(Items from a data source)
---------------
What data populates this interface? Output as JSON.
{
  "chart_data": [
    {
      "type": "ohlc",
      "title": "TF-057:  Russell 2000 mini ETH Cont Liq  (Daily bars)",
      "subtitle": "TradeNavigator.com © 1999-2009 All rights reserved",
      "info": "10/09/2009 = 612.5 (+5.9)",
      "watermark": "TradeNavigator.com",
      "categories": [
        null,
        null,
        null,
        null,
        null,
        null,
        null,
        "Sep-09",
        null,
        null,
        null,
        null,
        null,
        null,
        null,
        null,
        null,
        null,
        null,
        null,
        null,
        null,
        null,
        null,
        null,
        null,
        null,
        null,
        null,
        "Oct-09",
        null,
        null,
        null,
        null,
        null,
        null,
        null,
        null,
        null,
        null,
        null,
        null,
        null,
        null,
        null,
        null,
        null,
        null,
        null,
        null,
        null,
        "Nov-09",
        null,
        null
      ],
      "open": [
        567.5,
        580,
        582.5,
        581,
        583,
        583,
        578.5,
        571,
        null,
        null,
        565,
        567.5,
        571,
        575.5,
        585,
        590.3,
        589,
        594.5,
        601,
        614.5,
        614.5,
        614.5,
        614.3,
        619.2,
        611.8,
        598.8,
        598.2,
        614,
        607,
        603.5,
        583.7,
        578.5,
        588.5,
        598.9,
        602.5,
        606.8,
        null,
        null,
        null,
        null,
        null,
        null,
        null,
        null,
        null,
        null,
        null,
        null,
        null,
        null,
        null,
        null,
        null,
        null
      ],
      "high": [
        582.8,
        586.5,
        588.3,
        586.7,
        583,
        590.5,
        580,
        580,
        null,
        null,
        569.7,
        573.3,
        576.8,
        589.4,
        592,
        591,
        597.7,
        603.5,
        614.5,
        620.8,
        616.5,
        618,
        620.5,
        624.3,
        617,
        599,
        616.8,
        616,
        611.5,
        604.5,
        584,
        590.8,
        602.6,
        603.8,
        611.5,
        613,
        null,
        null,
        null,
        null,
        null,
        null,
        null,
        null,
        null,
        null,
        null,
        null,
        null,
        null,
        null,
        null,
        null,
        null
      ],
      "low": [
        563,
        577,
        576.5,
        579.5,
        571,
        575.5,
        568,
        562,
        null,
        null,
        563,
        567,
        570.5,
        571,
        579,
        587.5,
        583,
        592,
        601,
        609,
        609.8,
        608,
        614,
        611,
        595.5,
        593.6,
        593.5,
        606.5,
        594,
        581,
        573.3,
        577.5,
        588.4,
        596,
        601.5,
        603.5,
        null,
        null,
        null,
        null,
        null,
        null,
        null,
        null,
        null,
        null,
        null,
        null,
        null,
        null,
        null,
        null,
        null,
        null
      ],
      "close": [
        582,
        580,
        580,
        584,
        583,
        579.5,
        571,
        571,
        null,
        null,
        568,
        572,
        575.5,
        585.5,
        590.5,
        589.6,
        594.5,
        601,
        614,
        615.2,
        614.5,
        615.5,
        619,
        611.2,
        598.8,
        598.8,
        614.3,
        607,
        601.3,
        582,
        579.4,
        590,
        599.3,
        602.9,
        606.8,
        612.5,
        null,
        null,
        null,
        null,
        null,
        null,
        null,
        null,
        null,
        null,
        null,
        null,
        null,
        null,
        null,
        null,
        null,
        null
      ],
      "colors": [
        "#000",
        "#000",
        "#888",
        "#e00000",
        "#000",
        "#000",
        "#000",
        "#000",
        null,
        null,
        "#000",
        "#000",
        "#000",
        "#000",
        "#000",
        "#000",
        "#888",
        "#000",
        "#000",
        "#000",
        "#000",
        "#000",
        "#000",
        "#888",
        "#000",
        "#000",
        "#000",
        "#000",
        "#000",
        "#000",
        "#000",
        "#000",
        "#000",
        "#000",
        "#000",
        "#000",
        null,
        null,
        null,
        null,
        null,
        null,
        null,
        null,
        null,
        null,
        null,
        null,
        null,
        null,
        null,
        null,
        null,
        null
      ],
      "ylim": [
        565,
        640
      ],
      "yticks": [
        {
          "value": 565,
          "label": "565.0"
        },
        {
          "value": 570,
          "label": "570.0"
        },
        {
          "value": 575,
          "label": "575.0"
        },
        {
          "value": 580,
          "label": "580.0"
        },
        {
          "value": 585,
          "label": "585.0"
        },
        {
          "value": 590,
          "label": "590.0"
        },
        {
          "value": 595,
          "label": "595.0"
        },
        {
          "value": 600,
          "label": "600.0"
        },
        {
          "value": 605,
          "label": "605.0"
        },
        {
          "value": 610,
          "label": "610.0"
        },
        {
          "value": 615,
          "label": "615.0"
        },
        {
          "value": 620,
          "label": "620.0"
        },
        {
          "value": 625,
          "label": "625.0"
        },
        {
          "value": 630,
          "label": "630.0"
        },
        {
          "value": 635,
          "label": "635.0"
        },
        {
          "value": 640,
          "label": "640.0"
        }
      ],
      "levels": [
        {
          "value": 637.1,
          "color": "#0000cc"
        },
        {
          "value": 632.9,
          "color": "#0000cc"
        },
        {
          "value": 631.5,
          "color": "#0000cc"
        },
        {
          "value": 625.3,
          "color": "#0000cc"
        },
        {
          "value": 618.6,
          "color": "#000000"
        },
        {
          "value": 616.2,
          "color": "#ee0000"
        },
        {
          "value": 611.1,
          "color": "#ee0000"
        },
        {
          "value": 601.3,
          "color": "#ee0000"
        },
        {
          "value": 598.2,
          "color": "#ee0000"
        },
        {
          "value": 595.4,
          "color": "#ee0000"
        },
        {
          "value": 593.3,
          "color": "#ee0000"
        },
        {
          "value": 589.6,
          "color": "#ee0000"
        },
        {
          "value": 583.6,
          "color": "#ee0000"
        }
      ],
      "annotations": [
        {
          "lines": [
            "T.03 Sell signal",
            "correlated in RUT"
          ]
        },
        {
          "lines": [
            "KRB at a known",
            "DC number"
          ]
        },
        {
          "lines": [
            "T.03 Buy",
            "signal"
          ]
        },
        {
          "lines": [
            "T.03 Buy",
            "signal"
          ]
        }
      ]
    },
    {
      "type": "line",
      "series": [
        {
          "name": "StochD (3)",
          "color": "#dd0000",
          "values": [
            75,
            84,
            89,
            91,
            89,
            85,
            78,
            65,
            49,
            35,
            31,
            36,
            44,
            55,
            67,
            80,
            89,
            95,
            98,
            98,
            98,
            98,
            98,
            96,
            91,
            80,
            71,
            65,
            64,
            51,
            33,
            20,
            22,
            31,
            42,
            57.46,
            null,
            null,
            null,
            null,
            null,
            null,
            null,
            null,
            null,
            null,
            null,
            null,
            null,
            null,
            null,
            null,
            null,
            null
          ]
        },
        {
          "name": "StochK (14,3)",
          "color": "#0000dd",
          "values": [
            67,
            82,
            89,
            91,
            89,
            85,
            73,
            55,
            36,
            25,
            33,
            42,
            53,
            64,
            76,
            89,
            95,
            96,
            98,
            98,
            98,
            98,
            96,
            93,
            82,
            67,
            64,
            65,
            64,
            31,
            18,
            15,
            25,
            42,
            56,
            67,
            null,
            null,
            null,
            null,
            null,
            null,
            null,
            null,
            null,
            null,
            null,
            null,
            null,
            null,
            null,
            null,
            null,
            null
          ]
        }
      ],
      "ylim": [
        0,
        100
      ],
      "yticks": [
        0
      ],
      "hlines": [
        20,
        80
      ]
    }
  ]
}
---------------
JOB:
Above are some records; repeat all of them exactly.

OUTPUT FOR THIS EXERCISE:
What data populates this interface? Output as JSON.
{
  "chart_data": [
    {
      "type": "ohlc",
      "title": "TF-057:  Russell 2000 mini ETH Cont Liq  (Daily bars)",
      "subtitle": "TradeNavigator.com © 1999-2009 All rights reserved",
      "info": "10/09/2009 = 612.5 (+5.9)",
      "watermark": "TradeNavigator.com",
      "categories": [
        null,
        null,
        null,
        null,
        null,
        null,
        null,
        "Sep-09",
        null,
        null,
        null,
        null,
        null,
        null,
        null,
        null,
        null,
        null,
        null,
        null,
        null,
        null,
        null,
        null,
        null,
        null,
        null,
        null,
        null,
        "Oct-09",
        null,
        null,
        null,
        null,
        null,
        null,
        null,
        null,
        null,
        null,
        null,
        null,
        null,
        null,
        null,
        null,
        null,
        null,
        null,
        null,
        null,
        "Nov-09",
        null,
        null
      ],
      "open": [
        567.5,
        580,
        582.5,
        581,
        583,
        583,
        578.5,
        571,
        null,
        null,
        565,
        567.5,
        571,
        575.5,
        585,
        590.3,
        589,
        594.5,
        601,
        614.5,
        614.5,
        614.5,
        614.3,
        619.2,
        611.8,
        598.8,
        598.2,
        614,
        607,
        603.5,
        583.7,
        578.5,
        588.5,
        598.9,
        602.5,
        606.8,
        null,
        null,
        null,
        null,
        null,
        null,
        null,
        null,
        null,
        null,
        null,
        null,
        null,
        null,
        null,
        null,
        null,
        null
      ],
      "high": [
        582.8,
        586.5,
        588.3,
        586.7,
        583,
        590.5,
        580,
        580,
        null,
        null,
        569.7,
        573.3,
        576.8,
        589.4,
        592,
        591,
        597.7,
        603.5,
        614.5,
        620.8,
        616.5,
        618,
        620.5,
        624.3,
        617,
        599,
        616.8,
        616,
        611.5,
        604.5,
        584,
        590.8,
        602.6,
        603.8,
        611.5,
        613,
        null,
        null,
        null,
        null,
        null,
        null,
        null,
        null,
        null,
        null,
        null,
        null,
        null,
        null,
        null,
        null,
        null,
        null
      ],
      "low": [
        563,
        577,
        576.5,
        579.5,
        571,
        575.5,
        568,
        562,
        null,
        null,
        563,
        567,
        570.5,
        571,
        579,
        587.5,
        583,
        592,
        601,
        609,
        609.8,
        608,
        614,
        611,
        595.5,
        593.6,
        593.5,
        606.5,
        594,
        581,
        573.3,
        577.5,
        588.4,
        596,
        601.5,
        603.5,
        null,
        null,
        null,
        null,
        null,
        null,
        null,
        null,
        null,
        null,
        null,
        null,
        null,
        null,
        null,
        null,
        null,
        null
      ],
      "close": [
        582,
        580,
        580,
        584,
        583,
        579.5,
        571,
        571,
        null,
        null,
        568,
        572,
        575.5,
        585.5,
        590.5,
        589.6,
        594.5,
        601,
        614,
        615.2,
        614.5,
        615.5,
        619,
        611.2,
        598.8,
        598.8,
        614.3,
        607,
        601.3,
        582,
        579.4,
        590,
        599.3,
        602.9,
        606.8,
        612.5,
        null,
        null,
        null,
        null,
        null,
        null,
        null,
        null,
        null,
        null,
        null,
        null,
        null,
        null,
        null,
        null,
        null,
        null
      ],
      "colors": [
        "#000",
        "#000",
        "#888",
        "#e00000",
        "#000",
        "#000",
        "#000",
        "#000",
        null,
        null,
        "#000",
        "#000",
        "#000",
        "#000",
        "#000",
        "#000",
        "#888",
        "#000",
        "#000",
        "#000",
        "#000",
        "#000",
        "#000",
        "#888",
        "#000",
        "#000",
        "#000",
        "#000",
        "#000",
        "#000",
        "#000",
        "#000",
        "#000",
        "#000",
        "#000",
        "#000",
        null,
        null,
        null,
        null,
        null,
        null,
        null,
        null,
        null,
        null,
        null,
        null,
        null,
        null,
        null,
        null,
        null,
        null
      ],
      "ylim": [
        565,
        640
      ],
      "yticks": [
        {
          "value": 565,
          "label": "565.0"
        },
        {
          "value": 570,
          "label": "570.0"
        },
        {
          "value": 575,
          "label": "575.0"
        },
        {
          "value": 580,
          "label": "580.0"
        },
        {
          "value": 585,
          "label": "585.0"
        },
        {
          "value": 590,
          "label": "590.0"
        },
        {
          "value": 595,
          "label": "595.0"
        },
        {
          "value": 600,
          "label": "600.0"
        },
        {
          "value": 605,
          "label": "605.0"
        },
        {
          "value": 610,
          "label": "610.0"
        },
        {
          "value": 615,
          "label": "615.0"
        },
        {
          "value": 620,
          "label": "620.0"
        },
        {
          "value": 625,
          "label": "625.0"
        },
        {
          "value": 630,
          "label": "630.0"
        },
        {
          "value": 635,
          "label": "635.0"
        },
        {
          "value": 640,
          "label": "640.0"
        }
      ],
      "levels": [
        {
          "value": 637.1,
          "color": "#0000cc"
        },
        {
          "value": 632.9,
          "color": "#0000cc"
        },
        {
          "value": 631.5,
          "color": "#0000cc"
        },
        {
          "value": 625.3,
          "color": "#0000cc"
        },
        {
          "value": 618.6,
          "color": "#000000"
        },
        {
          "value": 616.2,
          "color": "#ee0000"
        },
        {
          "value": 611.1,
          "color": "#ee0000"
        },
        {
          "value": 601.3,
          "color": "#ee0000"
        },
        {
          "value": 598.2,
          "color": "#ee0000"
        },
        {
          "value": 595.4,
          "color": "#ee0000"
        },
        {
          "value": 593.3,
          "color": "#ee0000"
        },
        {
          "value": 589.6,
          "color": "#ee0000"
        },
        {
          "value": 583.6,
          "color": "#ee0000"
        }
      ],
      "annotations": [
        {
          "lines": [
            "T.03 Sell signal",
            "correlated in RUT"
          ]
        },
        {
          "lines": [
            "KRB at a known",
            "DC number"
          ]
        },
        {
          "lines": [
            "T.03 Buy",
            "signal"
          ]
        },
        {
          "lines": [
            "T.03 Buy",
            "signal"
          ]
        }
      ]
    },
    {
      "type": "line",
      "series": [
        {
          "name": "StochD (3)",
          "color": "#dd0000",
          "values": [
            75,
            84,
            89,
            91,
            89,
            85,
            78,
            65,
            49,
            35,
            31,
            36,
            44,
            55,
            67,
            80,
            89,
            95,
            98,
            98,
            98,
            98,
            98,
            96,
            91,
            80,
            71,
            65,
            64,
            51,
            33,
            20,
            22,
            31,
            42,
            57.46,
            null,
            null,
            null,
            null,
            null,
            null,
            null,
            null,
            null,
            null,
            null,
            null,
            null,
            null,
            null,
            null,
            null,
            null
          ]
        },
        {
          "name": "StochK (14,3)",
          "color": "#0000dd",
          "values": [
            67,
            82,
            89,
            91,
            89,
            85,
            73,
            55,
            36,
            25,
            33,
            42,
            53,
            64,
            76,
            89,
            95,
            96,
            98,
            98,
            98,
            98,
            96,
            93,
            82,
            67,
            64,
            65,
            64,
            31,
            18,
            15,
            25,
            42,
            56,
            67,
            null,
            null,
            null,
            null,
            null,
            null,
            null,
            null,
            null,
            null,
            null,
            null,
            null,
            null,
            null,
            null,
            null,
            null
          ]
        }
      ],
      "ylim": [
        0,
        100
      ],
      "yticks": [
        0
      ],
      "hlines": [
        20,
        80
      ]
    }
  ]
}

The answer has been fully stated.